DATA FOR THIS TASK
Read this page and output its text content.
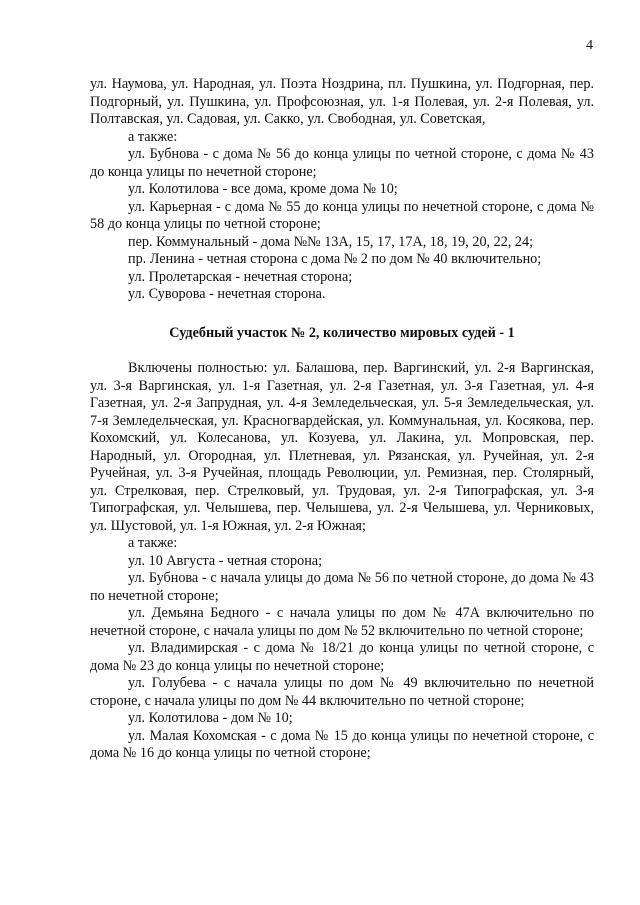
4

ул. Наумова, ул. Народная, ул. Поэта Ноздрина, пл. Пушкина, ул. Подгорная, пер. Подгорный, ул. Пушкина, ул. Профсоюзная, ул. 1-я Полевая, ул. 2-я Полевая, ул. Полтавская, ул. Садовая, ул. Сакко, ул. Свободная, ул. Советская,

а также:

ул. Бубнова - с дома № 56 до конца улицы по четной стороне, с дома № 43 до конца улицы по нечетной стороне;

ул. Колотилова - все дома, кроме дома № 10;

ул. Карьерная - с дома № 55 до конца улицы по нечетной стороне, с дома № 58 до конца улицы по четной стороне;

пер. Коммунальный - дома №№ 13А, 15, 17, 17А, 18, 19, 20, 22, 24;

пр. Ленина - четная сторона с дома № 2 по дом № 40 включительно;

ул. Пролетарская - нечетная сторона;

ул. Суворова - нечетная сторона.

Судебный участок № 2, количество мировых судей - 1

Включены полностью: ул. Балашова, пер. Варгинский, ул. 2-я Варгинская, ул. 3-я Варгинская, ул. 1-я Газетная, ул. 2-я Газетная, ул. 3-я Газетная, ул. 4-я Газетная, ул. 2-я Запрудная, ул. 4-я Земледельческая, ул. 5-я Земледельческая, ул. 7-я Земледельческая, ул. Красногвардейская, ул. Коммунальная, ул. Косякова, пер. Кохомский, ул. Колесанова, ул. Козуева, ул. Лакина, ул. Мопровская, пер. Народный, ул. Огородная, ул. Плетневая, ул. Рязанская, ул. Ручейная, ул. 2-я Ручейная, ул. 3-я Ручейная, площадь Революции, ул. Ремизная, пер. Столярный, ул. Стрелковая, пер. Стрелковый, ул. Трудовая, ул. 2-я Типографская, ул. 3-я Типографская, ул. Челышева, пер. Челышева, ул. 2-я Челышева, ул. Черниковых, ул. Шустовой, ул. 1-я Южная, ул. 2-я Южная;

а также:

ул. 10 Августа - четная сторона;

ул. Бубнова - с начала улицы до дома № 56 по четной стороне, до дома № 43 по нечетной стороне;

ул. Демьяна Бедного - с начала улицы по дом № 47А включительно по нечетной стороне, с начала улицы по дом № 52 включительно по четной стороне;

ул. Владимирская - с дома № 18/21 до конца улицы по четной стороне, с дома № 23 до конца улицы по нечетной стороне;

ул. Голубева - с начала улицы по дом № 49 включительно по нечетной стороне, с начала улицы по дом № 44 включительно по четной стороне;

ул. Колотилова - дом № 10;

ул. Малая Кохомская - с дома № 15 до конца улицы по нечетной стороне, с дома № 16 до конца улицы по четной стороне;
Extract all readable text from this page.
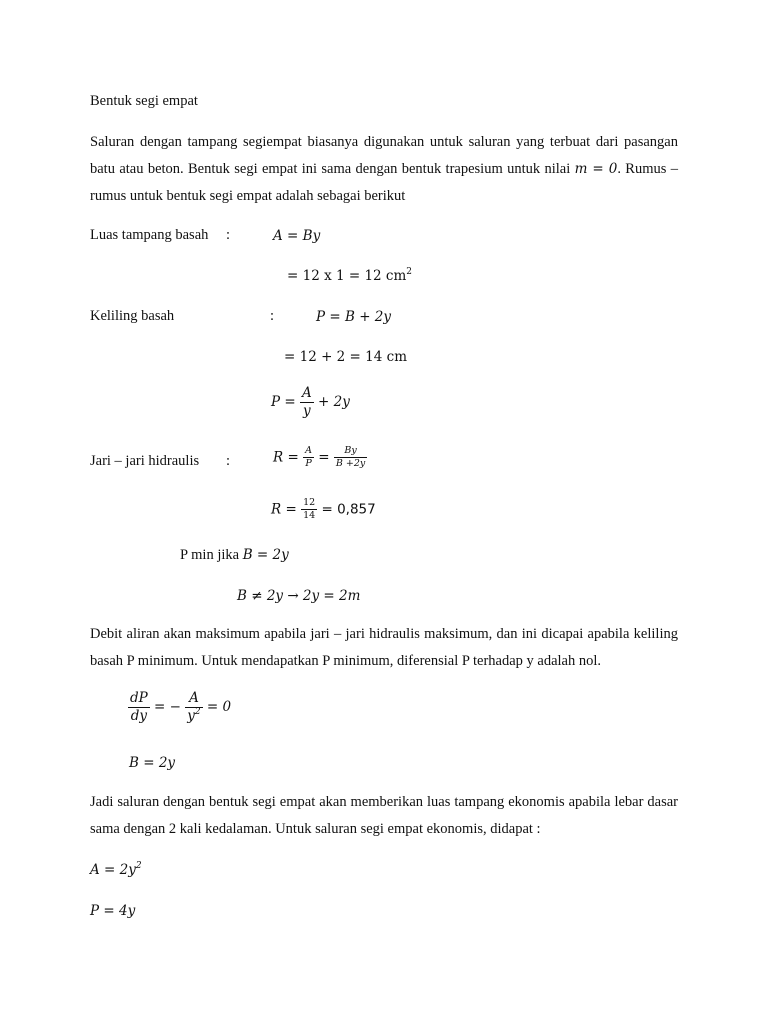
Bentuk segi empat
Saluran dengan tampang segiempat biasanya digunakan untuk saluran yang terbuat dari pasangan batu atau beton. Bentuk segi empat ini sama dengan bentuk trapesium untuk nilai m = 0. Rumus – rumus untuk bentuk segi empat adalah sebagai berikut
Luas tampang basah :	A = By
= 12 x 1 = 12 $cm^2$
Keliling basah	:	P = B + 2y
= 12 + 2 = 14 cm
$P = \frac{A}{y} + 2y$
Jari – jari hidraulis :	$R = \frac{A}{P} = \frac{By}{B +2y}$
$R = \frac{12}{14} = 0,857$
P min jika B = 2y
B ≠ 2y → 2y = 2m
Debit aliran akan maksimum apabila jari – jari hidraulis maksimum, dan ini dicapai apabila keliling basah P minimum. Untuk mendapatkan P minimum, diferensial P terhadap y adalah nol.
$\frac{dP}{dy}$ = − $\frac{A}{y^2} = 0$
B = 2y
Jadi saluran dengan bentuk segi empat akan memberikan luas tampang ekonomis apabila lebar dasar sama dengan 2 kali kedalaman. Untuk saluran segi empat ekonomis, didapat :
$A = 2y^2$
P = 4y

PROBLEM TO SOLVE
Make an exact copy of all the material, but keep the pictures out of it.

TASK RESPONSE
Read this page and output its text content.
4

ул. Наумова, ул. Народная, ул. Поэта Ноздрина, пл. Пушкина, ул. Подгорная, пер. Подгорный, ул. Пушкина, ул. Профсоюзная, ул. 1-я Полевая, ул. 2-я Полевая, ул. Полтавская, ул. Садовая, ул. Сакко, ул. Свободная, ул. Советская,

а также:

ул. Бубнова - с дома № 56 до конца улицы по четной стороне, с дома № 43 до конца улицы по нечетной стороне;

ул. Колотилова - все дома, кроме дома № 10;

ул. Карьерная - с дома № 55 до конца улицы по нечетной стороне, с дома № 58 до конца улицы по четной стороне;

пер. Коммунальный - дома №№ 13А, 15, 17, 17А, 18, 19, 20, 22, 24;

пр. Ленина - четная сторона с дома № 2 по дом № 40 включительно;

ул. Пролетарская - нечетная сторона;

ул. Суворова - нечетная сторона.

Судебный участок № 2, количество мировых судей - 1

Включены полностью: ул. Балашова, пер. Варгинский, ул. 2-я Варгинская, ул. 3-я Варгинская, ул. 1-я Газетная, ул. 2-я Газетная, ул. 3-я Газетная, ул. 4-я Газетная, ул. 2-я Запрудная, ул. 4-я Земледельческая, ул. 5-я Земледельческая, ул. 7-я Земледельческая, ул. Красногвардейская, ул. Коммунальная, ул. Косякова, пер. Кохомский, ул. Колесанова, ул. Козуева, ул. Лакина, ул. Мопровская, пер. Народный, ул. Огородная, ул. Плетневая, ул. Рязанская, ул. Ручейная, ул. 2-я Ручейная, ул. 3-я Ручейная, площадь Революции, ул. Ремизная, пер. Столярный, ул. Стрелковая, пер. Стрелковый, ул. Трудовая, ул. 2-я Типографская, ул. 3-я Типографская, ул. Челышева, пер. Челышева, ул. 2-я Челышева, ул. Черниковых, ул. Шустовой, ул. 1-я Южная, ул. 2-я Южная;

а также:

ул. 10 Августа - четная сторона;

ул. Бубнова - с начала улицы до дома № 56 по четной стороне, до дома № 43 по нечетной стороне;

ул. Демьяна Бедного - с начала улицы по дом № 47А включительно по нечетной стороне, с начала улицы по дом № 52 включительно по четной стороне;

ул. Владимирская - с дома № 18/21 до конца улицы по четной стороне, с дома № 23 до конца улицы по нечетной стороне;

ул. Голубева - с начала улицы по дом № 49 включительно по нечетной стороне, с начала улицы по дом № 44 включительно по четной стороне;

ул. Колотилова - дом № 10;

ул. Малая Кохомская - с дома № 15 до конца улицы по нечетной стороне, с дома № 16 до конца улицы по четной стороне;
Extract all readable text from this page.
Bentuk segi empat
Saluran dengan tampang segiempat biasanya digunakan untuk saluran yang terbuat dari pasangan batu atau beton. Bentuk segi empat ini sama dengan bentuk trapesium untuk nilai m = 0. Rumus – rumus untuk bentuk segi empat adalah sebagai berikut
Luas tampang basah :	A = By
= 12 x 1 = 12 $cm^2$
Keliling basah	:	P = B + 2y
= 12 + 2 = 14 cm
$P = \frac{A}{y} + 2y$
Jari – jari hidraulis :	$R = \frac{A}{P} = \frac{By}{B +2y}$
$R = \frac{12}{14} = 0,857$
P min jika B = 2y
B ≠ 2y → 2y = 2m
Debit aliran akan maksimum apabila jari – jari hidraulis maksimum, dan ini dicapai apabila keliling basah P minimum. Untuk mendapatkan P minimum, diferensial P terhadap y adalah nol.
$\frac{dP}{dy}$ = − $\frac{A}{y^2} = 0$
B = 2y
Jadi saluran dengan bentuk segi empat akan memberikan luas tampang ekonomis apabila lebar dasar sama dengan 2 kali kedalaman. Untuk saluran segi empat ekonomis, didapat :
$A = 2y^2$
P = 4y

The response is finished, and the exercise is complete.